GOAL 1:
In the hand plane thread, substitute "walnut" for "cherry" and write out the stretch from "Just a small" through "turn out great.".

EXCERPTED TEXT:
# a couple of hand planes



## maple man (Dec 21, 2012)

just a little thread to show a few flea market finds from this past weekend i picked up all 5 of these hand planes for 25 dollars total(I think it was a good deal let me know). i might do a restoration thread just let me know if you want to see one and ill decided based off of weather or not you guys want to see one


----------



## BigJim (Sep 2, 2008)

I would really like to see your planes, hopefully you can post some pictures.


----------



## asevereid (Apr 15, 2012)

Same here, let's see some pics! 
Restoration threads are always good


----------



## maple man (Dec 21, 2012)

BigJim said:


> I would really like to see your planes, hopefully you can post some pictures.





asevereid said:


> Same here, let's see some pics!
> Restoration threads are always good


 I though if had posted pictures with them but I guess they didn't post with it


----------



## maple man (Dec 21, 2012)

Here is the pictures


----------



## BigJim (Sep 2, 2008)

Those are some nice planes, you should get a lot of great use out of them. Restoring them will be fun, just take your time and enjoy. Thanks for the pictures, we always love the pictures.


----------



## asevereid (Apr 15, 2012)

I can't tell the exact types there... But I'd jump on that for $25.


----------



## Toolman50 (Mar 22, 2015)

Maple
You got you $25 worth and then some. Nice buy. 
Now, how are you at sharpening?


----------



## maple man (Dec 21, 2012)

Toolman50 said:


> Maple
> You got you $25 worth and then some. Nice buy.
> Now, how are you at sharpening?


I use water stones but I plane on buying vet it's blades for them because some are pretty thin


----------



## maple man (Dec 21, 2012)

Anyone have votes on colors for them


----------



## hwebb99 (Nov 27, 2012)

maple man said:


> Anyone have votes on colors for them


 I'd paint them their original color, most likely black.


----------



## maple man (Dec 21, 2012)

Just a small update I just order a sand blasting gun and cabinet with media to remove some of the heavy rust on two of the planes and I started to make the new totes and knobs too. I decided to use cherry for them and the paint color I settled on is a blue similar to this one but I want something a little bit more glossy and liter in color. Anyone have any suggestions on what type of paint to use I already know I am going to spray them but should I use a rustolem type paint or would just regular rattle can paint work


----------



## Mort (Jan 4, 2014)

I used rattle can black when I restored mine, worked just fine. With proper prep and technique it'll turn out great.

INFORMATION SHOWN:
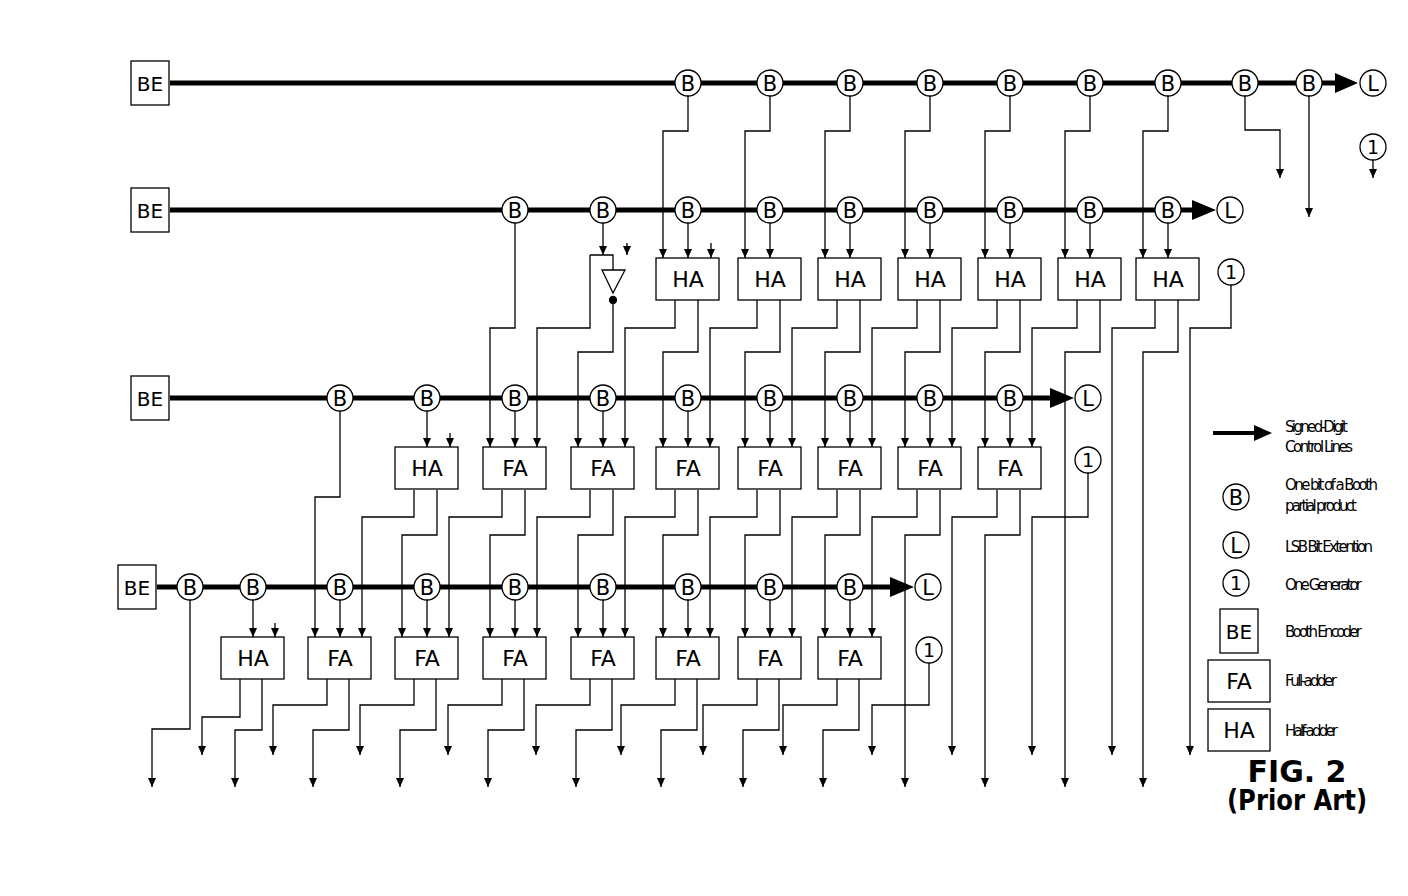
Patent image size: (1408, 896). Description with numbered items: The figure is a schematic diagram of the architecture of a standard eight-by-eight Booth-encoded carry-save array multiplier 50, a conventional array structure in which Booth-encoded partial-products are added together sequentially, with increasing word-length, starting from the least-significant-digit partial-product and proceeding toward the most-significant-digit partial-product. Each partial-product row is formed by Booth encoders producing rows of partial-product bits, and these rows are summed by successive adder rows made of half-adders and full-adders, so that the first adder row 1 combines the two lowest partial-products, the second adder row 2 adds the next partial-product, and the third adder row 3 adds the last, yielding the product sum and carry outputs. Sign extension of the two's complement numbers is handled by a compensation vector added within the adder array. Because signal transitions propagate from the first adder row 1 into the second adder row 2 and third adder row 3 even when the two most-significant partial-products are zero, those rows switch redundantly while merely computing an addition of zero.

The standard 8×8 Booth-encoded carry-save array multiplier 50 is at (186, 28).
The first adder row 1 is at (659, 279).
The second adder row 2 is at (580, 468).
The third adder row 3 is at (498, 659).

GOAL 2:
Retype every line of the entries above, the ones after the hand plane thread, exactly, and omit the pictures.

EXERCISE SOLUTION 1:
Just a small update I just order a sand blasting gun and cabinet with media to remove some of the heavy rust on two of the planes and I started to make the new totes and knobs too. I decided to use walnut for them and the paint color I settled on is a blue similar to this one but I want something a little bit more glossy and liter in color. Anyone have any suggestions on what type of paint to use I already know I am going to spray them but should I use a rustolem type paint or would just regular rattle can paint work


----------



## Mort (Jan 4, 2014)

I used rattle can black when I restored mine, worked just fine. With proper prep and technique it'll turn out great.

EXERCISE SOLUTION 2:
Patent image size: (1408, 896). Description with numbered items: The figure is a schematic diagram of the architecture of a standard eight-by-eight Booth-encoded carry-save array multiplier 50, a conventional array structure in which Booth-encoded partial-products are added together sequentially, with increasing word-length, starting from the least-significant-digit partial-product and proceeding toward the most-significant-digit partial-product. Each partial-product row is formed by Booth encoders producing rows of partial-product bits, and these rows are summed by successive adder rows made of half-adders and full-adders, so that the first adder row 1 combines the two lowest partial-products, the second adder row 2 adds the next partial-product, and the third adder row 3 adds the last, yielding the product sum and carry outputs. Sign extension of the two's complement numbers is handled by a compensation vector added within the adder array. Because signal transitions propagate from the first adder row 1 into the second adder row 2 and third adder row 3 even when the two most-significant partial-products are zero, those rows switch redundantly while merely computing an addition of zero.

The standard 8×8 Booth-encoded carry-save array multiplier 50 is at (186, 28).
The first adder row 1 is at (659, 279).
The second adder row 2 is at (580, 468).
The third adder row 3 is at (498, 659).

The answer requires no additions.